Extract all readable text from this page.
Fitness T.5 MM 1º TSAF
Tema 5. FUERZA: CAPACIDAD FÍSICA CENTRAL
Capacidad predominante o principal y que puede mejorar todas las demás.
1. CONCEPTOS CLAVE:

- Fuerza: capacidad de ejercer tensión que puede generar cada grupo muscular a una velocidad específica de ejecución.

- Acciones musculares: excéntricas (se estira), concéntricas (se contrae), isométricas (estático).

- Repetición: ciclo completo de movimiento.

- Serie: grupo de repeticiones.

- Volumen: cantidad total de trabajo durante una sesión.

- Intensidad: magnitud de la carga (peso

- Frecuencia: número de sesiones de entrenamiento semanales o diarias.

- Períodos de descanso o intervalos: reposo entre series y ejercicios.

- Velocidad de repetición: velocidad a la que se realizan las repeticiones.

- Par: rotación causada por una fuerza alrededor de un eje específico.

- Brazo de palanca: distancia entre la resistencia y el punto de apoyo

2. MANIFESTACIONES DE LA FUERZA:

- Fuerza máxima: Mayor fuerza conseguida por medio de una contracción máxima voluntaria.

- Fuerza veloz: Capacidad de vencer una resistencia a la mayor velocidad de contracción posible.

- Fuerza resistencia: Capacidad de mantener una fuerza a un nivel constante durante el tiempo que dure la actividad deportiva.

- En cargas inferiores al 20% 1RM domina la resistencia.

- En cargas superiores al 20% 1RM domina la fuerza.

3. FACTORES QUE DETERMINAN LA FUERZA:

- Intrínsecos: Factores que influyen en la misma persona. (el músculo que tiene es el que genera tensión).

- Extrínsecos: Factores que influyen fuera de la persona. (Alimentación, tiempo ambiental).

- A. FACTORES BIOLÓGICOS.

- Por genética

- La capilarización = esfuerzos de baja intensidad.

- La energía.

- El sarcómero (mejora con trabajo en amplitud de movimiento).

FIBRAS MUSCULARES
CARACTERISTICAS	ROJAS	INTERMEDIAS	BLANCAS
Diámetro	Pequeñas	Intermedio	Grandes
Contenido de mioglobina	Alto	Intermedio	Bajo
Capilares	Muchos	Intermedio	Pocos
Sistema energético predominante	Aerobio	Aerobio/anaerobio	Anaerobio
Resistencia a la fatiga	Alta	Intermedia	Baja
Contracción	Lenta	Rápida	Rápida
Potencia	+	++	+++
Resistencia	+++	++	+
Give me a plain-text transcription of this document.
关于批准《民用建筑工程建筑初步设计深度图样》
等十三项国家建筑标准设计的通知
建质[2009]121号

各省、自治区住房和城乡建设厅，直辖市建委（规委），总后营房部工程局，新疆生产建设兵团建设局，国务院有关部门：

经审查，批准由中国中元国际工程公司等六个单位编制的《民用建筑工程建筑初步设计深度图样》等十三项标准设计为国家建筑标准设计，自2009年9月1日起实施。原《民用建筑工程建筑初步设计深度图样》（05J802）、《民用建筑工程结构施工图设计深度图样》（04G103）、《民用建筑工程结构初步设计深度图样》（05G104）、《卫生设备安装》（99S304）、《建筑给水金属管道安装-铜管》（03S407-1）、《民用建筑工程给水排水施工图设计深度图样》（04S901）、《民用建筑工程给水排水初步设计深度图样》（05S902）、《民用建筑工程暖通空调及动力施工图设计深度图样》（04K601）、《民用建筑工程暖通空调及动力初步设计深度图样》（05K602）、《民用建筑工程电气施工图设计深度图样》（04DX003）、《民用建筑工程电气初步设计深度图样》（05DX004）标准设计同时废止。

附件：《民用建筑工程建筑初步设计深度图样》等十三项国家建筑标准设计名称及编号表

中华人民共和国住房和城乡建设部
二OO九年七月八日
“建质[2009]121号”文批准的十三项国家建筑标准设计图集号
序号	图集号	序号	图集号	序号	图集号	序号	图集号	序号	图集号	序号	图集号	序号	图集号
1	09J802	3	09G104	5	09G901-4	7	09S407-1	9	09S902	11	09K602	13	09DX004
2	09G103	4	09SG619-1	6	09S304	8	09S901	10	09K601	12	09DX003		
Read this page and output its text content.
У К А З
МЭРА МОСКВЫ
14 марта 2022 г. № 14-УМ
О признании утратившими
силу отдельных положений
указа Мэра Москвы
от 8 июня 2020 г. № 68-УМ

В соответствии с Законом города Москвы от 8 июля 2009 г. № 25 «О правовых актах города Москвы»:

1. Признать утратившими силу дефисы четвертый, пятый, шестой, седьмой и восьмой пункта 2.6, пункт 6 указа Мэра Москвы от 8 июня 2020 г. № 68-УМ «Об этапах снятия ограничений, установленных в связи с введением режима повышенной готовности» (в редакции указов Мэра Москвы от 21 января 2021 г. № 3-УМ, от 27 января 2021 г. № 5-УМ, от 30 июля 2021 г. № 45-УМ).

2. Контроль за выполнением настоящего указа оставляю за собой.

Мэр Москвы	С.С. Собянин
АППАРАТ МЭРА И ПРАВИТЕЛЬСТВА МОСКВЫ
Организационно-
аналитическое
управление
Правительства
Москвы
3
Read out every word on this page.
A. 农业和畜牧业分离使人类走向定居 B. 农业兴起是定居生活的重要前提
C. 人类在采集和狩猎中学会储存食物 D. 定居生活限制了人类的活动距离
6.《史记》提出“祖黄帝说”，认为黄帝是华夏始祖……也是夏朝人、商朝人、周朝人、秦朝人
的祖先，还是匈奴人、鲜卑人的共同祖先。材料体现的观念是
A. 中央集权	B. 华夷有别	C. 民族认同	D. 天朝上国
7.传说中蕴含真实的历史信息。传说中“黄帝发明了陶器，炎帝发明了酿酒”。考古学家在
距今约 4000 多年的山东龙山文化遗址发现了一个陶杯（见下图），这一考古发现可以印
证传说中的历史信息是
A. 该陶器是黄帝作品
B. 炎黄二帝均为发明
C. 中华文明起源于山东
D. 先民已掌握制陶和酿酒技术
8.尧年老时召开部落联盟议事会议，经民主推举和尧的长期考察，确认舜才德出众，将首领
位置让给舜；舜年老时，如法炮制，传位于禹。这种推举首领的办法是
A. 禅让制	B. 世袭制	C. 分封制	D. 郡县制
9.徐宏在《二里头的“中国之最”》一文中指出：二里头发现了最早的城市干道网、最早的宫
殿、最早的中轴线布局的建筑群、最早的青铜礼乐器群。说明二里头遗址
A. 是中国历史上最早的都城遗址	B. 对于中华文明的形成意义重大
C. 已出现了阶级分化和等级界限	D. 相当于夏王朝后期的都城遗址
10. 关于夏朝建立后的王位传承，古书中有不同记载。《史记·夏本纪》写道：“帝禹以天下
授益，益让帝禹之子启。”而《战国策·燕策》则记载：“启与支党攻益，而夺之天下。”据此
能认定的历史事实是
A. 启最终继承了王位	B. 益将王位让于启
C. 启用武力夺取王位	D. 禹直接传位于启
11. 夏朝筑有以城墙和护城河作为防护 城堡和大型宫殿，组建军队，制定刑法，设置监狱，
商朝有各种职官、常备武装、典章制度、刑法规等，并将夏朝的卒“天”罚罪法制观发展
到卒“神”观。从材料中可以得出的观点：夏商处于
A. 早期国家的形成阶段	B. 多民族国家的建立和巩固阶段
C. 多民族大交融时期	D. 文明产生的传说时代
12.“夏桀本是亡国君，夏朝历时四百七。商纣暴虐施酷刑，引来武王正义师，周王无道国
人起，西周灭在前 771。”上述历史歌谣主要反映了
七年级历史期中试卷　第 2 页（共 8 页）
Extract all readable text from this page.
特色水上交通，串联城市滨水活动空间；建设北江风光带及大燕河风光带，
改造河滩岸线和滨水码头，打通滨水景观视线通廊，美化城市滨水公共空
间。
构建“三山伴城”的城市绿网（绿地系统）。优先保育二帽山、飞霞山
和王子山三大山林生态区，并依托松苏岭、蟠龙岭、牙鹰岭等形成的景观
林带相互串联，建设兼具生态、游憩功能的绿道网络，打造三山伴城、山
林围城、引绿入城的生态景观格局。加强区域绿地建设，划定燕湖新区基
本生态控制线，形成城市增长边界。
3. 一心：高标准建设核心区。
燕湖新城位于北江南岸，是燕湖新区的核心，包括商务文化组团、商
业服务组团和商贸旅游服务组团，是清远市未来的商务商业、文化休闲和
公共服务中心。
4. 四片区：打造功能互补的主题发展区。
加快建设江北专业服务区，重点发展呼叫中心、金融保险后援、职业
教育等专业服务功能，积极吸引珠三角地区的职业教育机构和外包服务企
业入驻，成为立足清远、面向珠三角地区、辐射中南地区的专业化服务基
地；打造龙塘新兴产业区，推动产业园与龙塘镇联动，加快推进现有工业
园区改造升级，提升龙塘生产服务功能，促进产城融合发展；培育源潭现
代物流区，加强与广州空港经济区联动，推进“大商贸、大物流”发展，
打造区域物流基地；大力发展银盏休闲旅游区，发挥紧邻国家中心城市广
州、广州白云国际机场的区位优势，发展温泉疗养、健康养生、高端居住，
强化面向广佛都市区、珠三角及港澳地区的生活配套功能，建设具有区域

▶ **PROBLEM DETAILS**
Identify the lines of the data that contain the word "movimiento". Copy each of them.

▶ **SOLUTION FOR THIS EXERCISE**
- Repetición: ciclo completo de movimiento.
- El sarcómero (mejora con trabajo en amplitud de movimiento).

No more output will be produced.